## Request
Your task is to copy every line of this material exactly.

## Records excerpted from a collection
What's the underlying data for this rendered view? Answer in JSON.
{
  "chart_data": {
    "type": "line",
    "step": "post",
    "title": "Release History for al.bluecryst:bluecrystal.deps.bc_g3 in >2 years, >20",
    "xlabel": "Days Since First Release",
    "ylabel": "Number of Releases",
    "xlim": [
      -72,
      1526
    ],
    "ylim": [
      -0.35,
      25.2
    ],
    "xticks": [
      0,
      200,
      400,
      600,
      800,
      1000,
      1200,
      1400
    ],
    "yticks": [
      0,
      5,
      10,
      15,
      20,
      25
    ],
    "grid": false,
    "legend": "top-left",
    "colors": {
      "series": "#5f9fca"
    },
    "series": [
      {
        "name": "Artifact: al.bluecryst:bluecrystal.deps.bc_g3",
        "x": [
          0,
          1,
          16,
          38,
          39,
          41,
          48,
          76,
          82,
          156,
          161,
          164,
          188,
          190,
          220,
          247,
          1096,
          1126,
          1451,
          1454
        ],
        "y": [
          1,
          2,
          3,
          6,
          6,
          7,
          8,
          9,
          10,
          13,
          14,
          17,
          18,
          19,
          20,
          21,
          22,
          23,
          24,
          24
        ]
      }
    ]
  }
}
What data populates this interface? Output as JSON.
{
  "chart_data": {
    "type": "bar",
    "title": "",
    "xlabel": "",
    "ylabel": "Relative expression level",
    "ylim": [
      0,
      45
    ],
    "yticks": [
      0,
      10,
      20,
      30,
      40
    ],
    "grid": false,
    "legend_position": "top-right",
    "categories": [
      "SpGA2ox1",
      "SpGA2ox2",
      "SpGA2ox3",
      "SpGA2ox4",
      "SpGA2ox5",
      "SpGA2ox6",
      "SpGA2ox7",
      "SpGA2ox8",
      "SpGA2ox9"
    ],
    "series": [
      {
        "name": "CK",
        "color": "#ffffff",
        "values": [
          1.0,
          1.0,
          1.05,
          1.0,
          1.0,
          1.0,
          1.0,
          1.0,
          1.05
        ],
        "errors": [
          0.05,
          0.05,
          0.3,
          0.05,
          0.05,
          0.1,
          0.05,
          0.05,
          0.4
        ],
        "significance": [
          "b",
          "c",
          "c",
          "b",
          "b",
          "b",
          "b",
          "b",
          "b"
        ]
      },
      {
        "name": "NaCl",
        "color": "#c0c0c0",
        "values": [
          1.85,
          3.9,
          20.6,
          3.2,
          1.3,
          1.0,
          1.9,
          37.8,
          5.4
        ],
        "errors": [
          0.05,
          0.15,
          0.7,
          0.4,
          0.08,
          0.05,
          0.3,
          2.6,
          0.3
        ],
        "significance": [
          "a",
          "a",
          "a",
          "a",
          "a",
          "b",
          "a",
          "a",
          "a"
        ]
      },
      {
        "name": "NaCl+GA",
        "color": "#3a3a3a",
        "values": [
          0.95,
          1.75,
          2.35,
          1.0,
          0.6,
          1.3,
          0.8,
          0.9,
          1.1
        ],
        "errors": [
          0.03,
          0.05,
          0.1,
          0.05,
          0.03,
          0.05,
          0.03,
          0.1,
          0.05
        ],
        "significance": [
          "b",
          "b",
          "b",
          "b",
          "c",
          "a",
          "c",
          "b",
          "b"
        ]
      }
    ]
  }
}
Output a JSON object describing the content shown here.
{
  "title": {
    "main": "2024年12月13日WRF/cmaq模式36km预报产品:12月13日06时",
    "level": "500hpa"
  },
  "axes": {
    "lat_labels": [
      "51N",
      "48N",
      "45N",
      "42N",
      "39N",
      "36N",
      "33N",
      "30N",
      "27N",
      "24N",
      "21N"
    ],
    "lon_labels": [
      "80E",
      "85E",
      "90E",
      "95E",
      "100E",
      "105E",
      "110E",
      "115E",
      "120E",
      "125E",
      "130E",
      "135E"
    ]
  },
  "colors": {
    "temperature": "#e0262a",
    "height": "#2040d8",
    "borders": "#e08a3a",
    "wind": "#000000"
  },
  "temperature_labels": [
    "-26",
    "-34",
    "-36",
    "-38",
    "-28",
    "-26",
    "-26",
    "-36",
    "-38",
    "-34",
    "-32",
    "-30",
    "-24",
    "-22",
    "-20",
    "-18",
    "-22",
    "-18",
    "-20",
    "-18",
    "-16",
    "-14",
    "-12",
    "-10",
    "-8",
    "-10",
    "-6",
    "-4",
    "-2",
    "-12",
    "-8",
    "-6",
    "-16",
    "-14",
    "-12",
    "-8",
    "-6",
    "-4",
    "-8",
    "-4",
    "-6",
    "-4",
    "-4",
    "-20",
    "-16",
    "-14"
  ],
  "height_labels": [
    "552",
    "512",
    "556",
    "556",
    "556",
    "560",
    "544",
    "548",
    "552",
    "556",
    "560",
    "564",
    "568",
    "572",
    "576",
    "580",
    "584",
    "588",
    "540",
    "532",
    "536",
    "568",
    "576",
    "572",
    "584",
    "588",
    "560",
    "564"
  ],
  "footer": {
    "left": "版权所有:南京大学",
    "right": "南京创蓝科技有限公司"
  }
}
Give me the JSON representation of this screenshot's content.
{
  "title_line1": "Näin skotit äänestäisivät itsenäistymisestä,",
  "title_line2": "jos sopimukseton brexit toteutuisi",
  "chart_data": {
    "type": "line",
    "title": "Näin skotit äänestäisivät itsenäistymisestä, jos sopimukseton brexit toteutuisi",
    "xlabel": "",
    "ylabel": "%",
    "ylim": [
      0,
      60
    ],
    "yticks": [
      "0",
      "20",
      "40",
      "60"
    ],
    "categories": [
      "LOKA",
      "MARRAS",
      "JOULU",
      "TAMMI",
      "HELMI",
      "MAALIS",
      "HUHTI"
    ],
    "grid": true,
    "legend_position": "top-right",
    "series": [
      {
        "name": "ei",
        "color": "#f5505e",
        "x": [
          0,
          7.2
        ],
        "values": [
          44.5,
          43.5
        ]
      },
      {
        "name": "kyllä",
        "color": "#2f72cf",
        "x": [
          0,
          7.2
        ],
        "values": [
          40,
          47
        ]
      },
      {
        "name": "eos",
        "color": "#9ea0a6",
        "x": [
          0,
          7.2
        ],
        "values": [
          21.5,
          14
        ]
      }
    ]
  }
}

## Expected answer
What's the underlying data for this rendered view? Answer in JSON.
{
  "chart_data": {
    "type": "line",
    "step": "post",
    "title": "Release History for al.bluecryst:bluecrystal.deps.bc_g3 in >2 years, >20",
    "xlabel": "Days Since First Release",
    "ylabel": "Number of Releases",
    "xlim": [
      -72,
      1526
    ],
    "ylim": [
      -0.35,
      25.2
    ],
    "xticks": [
      0,
      200,
      400,
      600,
      800,
      1000,
      1200,
      1400
    ],
    "yticks": [
      0,
      5,
      10,
      15,
      20,
      25
    ],
    "grid": false,
    "legend": "top-left",
    "colors": {
      "series": "#5f9fca"
    },
    "series": [
      {
        "name": "Artifact: al.bluecryst:bluecrystal.deps.bc_g3",
        "x": [
          0,
          1,
          16,
          38,
          39,
          41,
          48,
          76,
          82,
          156,
          161,
          164,
          188,
          190,
          220,
          247,
          1096,
          1126,
          1451,
          1454
        ],
        "y": [
          1,
          2,
          3,
          6,
          6,
          7,
          8,
          9,
          10,
          13,
          14,
          17,
          18,
          19,
          20,
          21,
          22,
          23,
          24,
          24
        ]
      }
    ]
  }
}
What data populates this interface? Output as JSON.
{
  "chart_data": {
    "type": "bar",
    "title": "",
    "xlabel": "",
    "ylabel": "Relative expression level",
    "ylim": [
      0,
      45
    ],
    "yticks": [
      0,
      10,
      20,
      30,
      40
    ],
    "grid": false,
    "legend_position": "top-right",
    "categories": [
      "SpGA2ox1",
      "SpGA2ox2",
      "SpGA2ox3",
      "SpGA2ox4",
      "SpGA2ox5",
      "SpGA2ox6",
      "SpGA2ox7",
      "SpGA2ox8",
      "SpGA2ox9"
    ],
    "series": [
      {
        "name": "CK",
        "color": "#ffffff",
        "values": [
          1.0,
          1.0,
          1.05,
          1.0,
          1.0,
          1.0,
          1.0,
          1.0,
          1.05
        ],
        "errors": [
          0.05,
          0.05,
          0.3,
          0.05,
          0.05,
          0.1,
          0.05,
          0.05,
          0.4
        ],
        "significance": [
          "b",
          "c",
          "c",
          "b",
          "b",
          "b",
          "b",
          "b",
          "b"
        ]
      },
      {
        "name": "NaCl",
        "color": "#c0c0c0",
        "values": [
          1.85,
          3.9,
          20.6,
          3.2,
          1.3,
          1.0,
          1.9,
          37.8,
          5.4
        ],
        "errors": [
          0.05,
          0.15,
          0.7,
          0.4,
          0.08,
          0.05,
          0.3,
          2.6,
          0.3
        ],
        "significance": [
          "a",
          "a",
          "a",
          "a",
          "a",
          "b",
          "a",
          "a",
          "a"
        ]
      },
      {
        "name": "NaCl+GA",
        "color": "#3a3a3a",
        "values": [
          0.95,
          1.75,
          2.35,
          1.0,
          0.6,
          1.3,
          0.8,
          0.9,
          1.1
        ],
        "errors": [
          0.03,
          0.05,
          0.1,
          0.05,
          0.03,
          0.05,
          0.03,
          0.1,
          0.05
        ],
        "significance": [
          "b",
          "b",
          "b",
          "b",
          "c",
          "a",
          "c",
          "b",
          "b"
        ]
      }
    ]
  }
}
Output a JSON object describing the content shown here.
{
  "title": {
    "main": "2024年12月13日WRF/cmaq模式36km预报产品:12月13日06时",
    "level": "500hpa"
  },
  "axes": {
    "lat_labels": [
      "51N",
      "48N",
      "45N",
      "42N",
      "39N",
      "36N",
      "33N",
      "30N",
      "27N",
      "24N",
      "21N"
    ],
    "lon_labels": [
      "80E",
      "85E",
      "90E",
      "95E",
      "100E",
      "105E",
      "110E",
      "115E",
      "120E",
      "125E",
      "130E",
      "135E"
    ]
  },
  "colors": {
    "temperature": "#e0262a",
    "height": "#2040d8",
    "borders": "#e08a3a",
    "wind": "#000000"
  },
  "temperature_labels": [
    "-26",
    "-34",
    "-36",
    "-38",
    "-28",
    "-26",
    "-26",
    "-36",
    "-38",
    "-34",
    "-32",
    "-30",
    "-24",
    "-22",
    "-20",
    "-18",
    "-22",
    "-18",
    "-20",
    "-18",
    "-16",
    "-14",
    "-12",
    "-10",
    "-8",
    "-10",
    "-6",
    "-4",
    "-2",
    "-12",
    "-8",
    "-6",
    "-16",
    "-14",
    "-12",
    "-8",
    "-6",
    "-4",
    "-8",
    "-4",
    "-6",
    "-4",
    "-4",
    "-20",
    "-16",
    "-14"
  ],
  "height_labels": [
    "552",
    "512",
    "556",
    "556",
    "556",
    "560",
    "544",
    "548",
    "552",
    "556",
    "560",
    "564",
    "568",
    "572",
    "576",
    "580",
    "584",
    "588",
    "540",
    "532",
    "536",
    "568",
    "576",
    "572",
    "584",
    "588",
    "560",
    "564"
  ],
  "footer": {
    "left": "版权所有:南京大学",
    "right": "南京创蓝科技有限公司"
  }
}
Give me the JSON representation of this screenshot's content.
{
  "title_line1": "Näin skotit äänestäisivät itsenäistymisestä,",
  "title_line2": "jos sopimukseton brexit toteutuisi",
  "chart_data": {
    "type": "line",
    "title": "Näin skotit äänestäisivät itsenäistymisestä, jos sopimukseton brexit toteutuisi",
    "xlabel": "",
    "ylabel": "%",
    "ylim": [
      0,
      60
    ],
    "yticks": [
      "0",
      "20",
      "40",
      "60"
    ],
    "categories": [
      "LOKA",
      "MARRAS",
      "JOULU",
      "TAMMI",
      "HELMI",
      "MAALIS",
      "HUHTI"
    ],
    "grid": true,
    "legend_position": "top-right",
    "series": [
      {
        "name": "ei",
        "color": "#f5505e",
        "x": [
          0,
          7.2
        ],
        "values": [
          44.5,
          43.5
        ]
      },
      {
        "name": "kyllä",
        "color": "#2f72cf",
        "x": [
          0,
          7.2
        ],
        "values": [
          40,
          47
        ]
      },
      {
        "name": "eos",
        "color": "#9ea0a6",
        "x": [
          0,
          7.2
        ],
        "values": [
          21.5,
          14
        ]
      }
    ]
  }
}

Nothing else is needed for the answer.